**EXTRACTED INFORMATION**
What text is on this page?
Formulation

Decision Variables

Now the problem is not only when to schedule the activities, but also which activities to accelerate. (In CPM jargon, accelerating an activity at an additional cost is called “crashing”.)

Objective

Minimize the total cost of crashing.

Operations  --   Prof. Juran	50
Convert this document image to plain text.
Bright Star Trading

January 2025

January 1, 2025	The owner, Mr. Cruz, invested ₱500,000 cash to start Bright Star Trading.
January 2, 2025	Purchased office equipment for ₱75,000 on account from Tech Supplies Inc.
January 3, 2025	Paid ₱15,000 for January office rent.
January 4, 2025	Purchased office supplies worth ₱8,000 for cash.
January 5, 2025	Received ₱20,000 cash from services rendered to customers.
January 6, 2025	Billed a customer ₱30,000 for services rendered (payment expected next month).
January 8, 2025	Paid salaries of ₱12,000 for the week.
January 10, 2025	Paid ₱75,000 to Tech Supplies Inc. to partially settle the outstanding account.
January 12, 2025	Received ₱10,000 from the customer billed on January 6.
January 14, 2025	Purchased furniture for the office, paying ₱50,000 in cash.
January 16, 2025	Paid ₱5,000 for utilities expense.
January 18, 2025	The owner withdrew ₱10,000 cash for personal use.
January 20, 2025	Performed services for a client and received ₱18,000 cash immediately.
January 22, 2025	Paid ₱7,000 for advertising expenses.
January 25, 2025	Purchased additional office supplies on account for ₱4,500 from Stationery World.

**REQUEST**
Return the material in full, exactly as shown.

**FULL RESPONSE**
What text is on this page?
Formulation

Decision Variables

Now the problem is not only when to schedule the activities, but also which activities to accelerate. (In CPM jargon, accelerating an activity at an additional cost is called “crashing”.)

Objective

Minimize the total cost of crashing.

Operations  --   Prof. Juran	50
Convert this document image to plain text.
Bright Star Trading

January 2025

January 1, 2025	The owner, Mr. Cruz, invested ₱500,000 cash to start Bright Star Trading.
January 2, 2025	Purchased office equipment for ₱75,000 on account from Tech Supplies Inc.
January 3, 2025	Paid ₱15,000 for January office rent.
January 4, 2025	Purchased office supplies worth ₱8,000 for cash.
January 5, 2025	Received ₱20,000 cash from services rendered to customers.
January 6, 2025	Billed a customer ₱30,000 for services rendered (payment expected next month).
January 8, 2025	Paid salaries of ₱12,000 for the week.
January 10, 2025	Paid ₱75,000 to Tech Supplies Inc. to partially settle the outstanding account.
January 12, 2025	Received ₱10,000 from the customer billed on January 6.
January 14, 2025	Purchased furniture for the office, paying ₱50,000 in cash.
January 16, 2025	Paid ₱5,000 for utilities expense.
January 18, 2025	The owner withdrew ₱10,000 cash for personal use.
January 20, 2025	Performed services for a client and received ₱18,000 cash immediately.
January 22, 2025	Paid ₱7,000 for advertising expenses.
January 25, 2025	Purchased additional office supplies on account for ₱4,500 from Stationery World.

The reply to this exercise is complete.